What the task requires
Find every line in the records below that holds the word "these", and copy it out.

** START Records for this task **

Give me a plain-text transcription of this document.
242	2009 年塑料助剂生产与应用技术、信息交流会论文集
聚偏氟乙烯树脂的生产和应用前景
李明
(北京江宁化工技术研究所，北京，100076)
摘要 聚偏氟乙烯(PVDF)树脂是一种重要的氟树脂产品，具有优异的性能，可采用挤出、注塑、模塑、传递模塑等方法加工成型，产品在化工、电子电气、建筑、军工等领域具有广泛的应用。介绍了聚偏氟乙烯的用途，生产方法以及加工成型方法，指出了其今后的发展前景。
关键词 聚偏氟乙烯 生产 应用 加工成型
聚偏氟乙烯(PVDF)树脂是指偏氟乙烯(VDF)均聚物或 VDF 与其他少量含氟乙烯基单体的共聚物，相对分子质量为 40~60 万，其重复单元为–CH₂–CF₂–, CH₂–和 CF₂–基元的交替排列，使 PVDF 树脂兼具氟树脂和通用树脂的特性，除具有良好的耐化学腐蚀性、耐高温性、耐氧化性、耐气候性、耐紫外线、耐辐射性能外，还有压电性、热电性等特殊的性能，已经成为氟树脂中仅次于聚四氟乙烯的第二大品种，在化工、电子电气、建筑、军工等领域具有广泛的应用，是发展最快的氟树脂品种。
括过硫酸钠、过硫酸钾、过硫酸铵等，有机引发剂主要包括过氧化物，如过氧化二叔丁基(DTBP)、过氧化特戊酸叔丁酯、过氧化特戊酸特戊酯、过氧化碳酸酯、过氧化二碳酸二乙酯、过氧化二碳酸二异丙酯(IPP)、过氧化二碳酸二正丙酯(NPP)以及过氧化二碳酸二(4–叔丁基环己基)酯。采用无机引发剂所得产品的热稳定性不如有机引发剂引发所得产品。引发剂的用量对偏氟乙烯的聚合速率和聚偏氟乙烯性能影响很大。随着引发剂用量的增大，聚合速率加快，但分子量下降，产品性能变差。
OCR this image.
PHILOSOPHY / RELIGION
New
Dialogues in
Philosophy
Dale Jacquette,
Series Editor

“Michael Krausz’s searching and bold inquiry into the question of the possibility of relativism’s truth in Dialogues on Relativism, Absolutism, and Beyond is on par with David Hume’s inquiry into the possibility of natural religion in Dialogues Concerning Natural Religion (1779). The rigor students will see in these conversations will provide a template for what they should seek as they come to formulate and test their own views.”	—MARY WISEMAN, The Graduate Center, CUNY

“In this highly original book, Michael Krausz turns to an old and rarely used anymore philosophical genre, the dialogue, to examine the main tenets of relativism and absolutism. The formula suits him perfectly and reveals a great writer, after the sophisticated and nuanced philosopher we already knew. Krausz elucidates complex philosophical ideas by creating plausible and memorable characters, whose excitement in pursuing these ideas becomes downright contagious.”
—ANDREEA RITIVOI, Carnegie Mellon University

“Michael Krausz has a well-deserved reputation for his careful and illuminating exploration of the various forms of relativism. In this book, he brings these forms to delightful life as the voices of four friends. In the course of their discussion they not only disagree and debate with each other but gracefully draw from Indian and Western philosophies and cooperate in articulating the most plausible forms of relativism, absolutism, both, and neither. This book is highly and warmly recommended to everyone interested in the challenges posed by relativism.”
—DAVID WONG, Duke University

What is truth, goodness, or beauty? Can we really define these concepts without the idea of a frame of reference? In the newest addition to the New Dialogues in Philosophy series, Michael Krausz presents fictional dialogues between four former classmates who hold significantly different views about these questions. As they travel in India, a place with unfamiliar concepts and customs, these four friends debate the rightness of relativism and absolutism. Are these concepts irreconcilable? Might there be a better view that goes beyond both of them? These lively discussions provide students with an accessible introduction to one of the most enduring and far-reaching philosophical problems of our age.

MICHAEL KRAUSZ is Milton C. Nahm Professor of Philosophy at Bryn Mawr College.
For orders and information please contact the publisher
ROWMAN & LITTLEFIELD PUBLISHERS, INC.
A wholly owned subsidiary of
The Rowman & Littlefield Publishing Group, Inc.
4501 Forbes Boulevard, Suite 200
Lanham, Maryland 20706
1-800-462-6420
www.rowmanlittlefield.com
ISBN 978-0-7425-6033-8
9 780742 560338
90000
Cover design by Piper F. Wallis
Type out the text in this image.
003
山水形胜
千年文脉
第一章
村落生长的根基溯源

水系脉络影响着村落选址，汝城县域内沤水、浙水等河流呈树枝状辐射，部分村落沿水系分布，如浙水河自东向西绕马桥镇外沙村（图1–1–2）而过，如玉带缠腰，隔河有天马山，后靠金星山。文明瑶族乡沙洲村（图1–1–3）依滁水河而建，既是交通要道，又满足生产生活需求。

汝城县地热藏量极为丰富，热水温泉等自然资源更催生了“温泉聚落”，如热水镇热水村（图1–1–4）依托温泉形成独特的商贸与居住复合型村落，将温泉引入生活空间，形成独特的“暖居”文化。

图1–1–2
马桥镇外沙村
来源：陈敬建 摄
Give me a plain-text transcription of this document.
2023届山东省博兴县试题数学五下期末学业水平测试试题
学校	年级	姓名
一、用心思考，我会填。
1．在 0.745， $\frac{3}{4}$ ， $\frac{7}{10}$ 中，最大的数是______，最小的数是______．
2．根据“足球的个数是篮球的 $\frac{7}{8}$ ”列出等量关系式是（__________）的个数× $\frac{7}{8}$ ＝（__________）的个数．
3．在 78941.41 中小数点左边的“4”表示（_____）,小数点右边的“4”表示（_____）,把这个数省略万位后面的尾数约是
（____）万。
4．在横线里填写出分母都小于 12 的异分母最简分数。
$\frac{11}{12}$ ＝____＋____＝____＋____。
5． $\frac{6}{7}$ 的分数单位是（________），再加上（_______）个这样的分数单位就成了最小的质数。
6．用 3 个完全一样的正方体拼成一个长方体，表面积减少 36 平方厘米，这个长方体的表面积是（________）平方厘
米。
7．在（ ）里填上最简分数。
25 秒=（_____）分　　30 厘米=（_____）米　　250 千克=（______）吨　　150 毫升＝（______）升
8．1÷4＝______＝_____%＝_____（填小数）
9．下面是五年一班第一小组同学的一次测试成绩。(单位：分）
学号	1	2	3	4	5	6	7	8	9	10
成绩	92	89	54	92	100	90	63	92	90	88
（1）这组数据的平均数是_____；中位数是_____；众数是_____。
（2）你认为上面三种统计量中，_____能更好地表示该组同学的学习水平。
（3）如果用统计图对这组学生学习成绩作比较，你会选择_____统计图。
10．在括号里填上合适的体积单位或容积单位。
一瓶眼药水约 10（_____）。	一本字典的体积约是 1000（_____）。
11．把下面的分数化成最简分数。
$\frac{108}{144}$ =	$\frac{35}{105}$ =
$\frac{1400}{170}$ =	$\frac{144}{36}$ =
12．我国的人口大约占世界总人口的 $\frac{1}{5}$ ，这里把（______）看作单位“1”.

** END Records for this task **

Worked answer
“Michael Krausz’s searching and bold inquiry into the question of the possibility of relativism’s truth in Dialogues on Relativism, Absolutism, and Beyond is on par with David Hume’s inquiry into the possibility of natural religion in Dialogues Concerning Natural Religion (1779). The rigor students will see in these conversations will provide a template for what they should seek as they come to formulate and test their own views.”	—MARY WISEMAN, The Graduate Center, CUNY
“In this highly original book, Michael Krausz turns to an old and rarely used anymore philosophical genre, the dialogue, to examine the main tenets of relativism and absolutism. The formula suits him perfectly and reveals a great writer, after the sophisticated and nuanced philosopher we already knew. Krausz elucidates complex philosophical ideas by creating plausible and memorable characters, whose excitement in pursuing these ideas becomes downright contagious.”
“Michael Krausz has a well-deserved reputation for his careful and illuminating exploration of the various forms of relativism. In this book, he brings these forms to delightful life as the voices of four friends. In the course of their discussion they not only disagree and debate with each other but gracefully draw from Indian and Western philosophies and cooperate in articulating the most plausible forms of relativism, absolutism, both, and neither. This book is highly and warmly recommended to everyone interested in the challenges posed by relativism.”
What is truth, goodness, or beauty? Can we really define these concepts without the idea of a frame of reference? In the newest addition to the New Dialogues in Philosophy series, Michael Krausz presents fictional dialogues between four former classmates who hold significantly different views about these questions. As they travel in India, a place with unfamiliar concepts and customs, these four friends debate the rightness of relativism and absolutism. Are these concepts irreconcilable? Might there be a better view that goes beyond both of them? These lively discussions provide students with an accessible introduction to one of the most enduring and far-reaching philosophical problems of our age.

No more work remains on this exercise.